● **Exercise aim**: Extract the full set of records that follows, word for word.

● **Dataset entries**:
START

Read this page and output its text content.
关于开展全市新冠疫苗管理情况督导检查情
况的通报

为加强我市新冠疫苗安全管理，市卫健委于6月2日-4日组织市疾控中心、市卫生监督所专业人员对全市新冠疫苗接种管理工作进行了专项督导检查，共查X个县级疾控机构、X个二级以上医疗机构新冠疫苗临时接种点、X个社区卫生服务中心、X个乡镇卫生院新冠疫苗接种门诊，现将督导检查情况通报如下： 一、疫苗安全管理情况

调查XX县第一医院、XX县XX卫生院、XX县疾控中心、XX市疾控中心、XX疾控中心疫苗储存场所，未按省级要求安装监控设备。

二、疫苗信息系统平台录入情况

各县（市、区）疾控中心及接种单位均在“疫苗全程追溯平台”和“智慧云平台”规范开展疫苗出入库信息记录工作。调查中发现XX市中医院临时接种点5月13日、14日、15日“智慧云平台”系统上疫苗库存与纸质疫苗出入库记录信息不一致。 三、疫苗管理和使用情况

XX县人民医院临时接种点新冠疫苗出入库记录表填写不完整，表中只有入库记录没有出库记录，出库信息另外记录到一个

END

● **Solved exercise**:
Read this page and output its text content.
关于开展全市新冠疫苗管理情况督导检查情
况的通报

为加强我市新冠疫苗安全管理，市卫健委于6月2日-4日组织市疾控中心、市卫生监督所专业人员对全市新冠疫苗接种管理工作进行了专项督导检查，共查X个县级疾控机构、X个二级以上医疗机构新冠疫苗临时接种点、X个社区卫生服务中心、X个乡镇卫生院新冠疫苗接种门诊，现将督导检查情况通报如下： 一、疫苗安全管理情况

调查XX县第一医院、XX县XX卫生院、XX县疾控中心、XX市疾控中心、XX疾控中心疫苗储存场所，未按省级要求安装监控设备。

二、疫苗信息系统平台录入情况

各县（市、区）疾控中心及接种单位均在“疫苗全程追溯平台”和“智慧云平台”规范开展疫苗出入库信息记录工作。调查中发现XX市中医院临时接种点5月13日、14日、15日“智慧云平台”系统上疫苗库存与纸质疫苗出入库记录信息不一致。 三、疫苗管理和使用情况

XX县人民医院临时接种点新冠疫苗出入库记录表填写不完整，表中只有入库记录没有出库记录，出库信息另外记录到一个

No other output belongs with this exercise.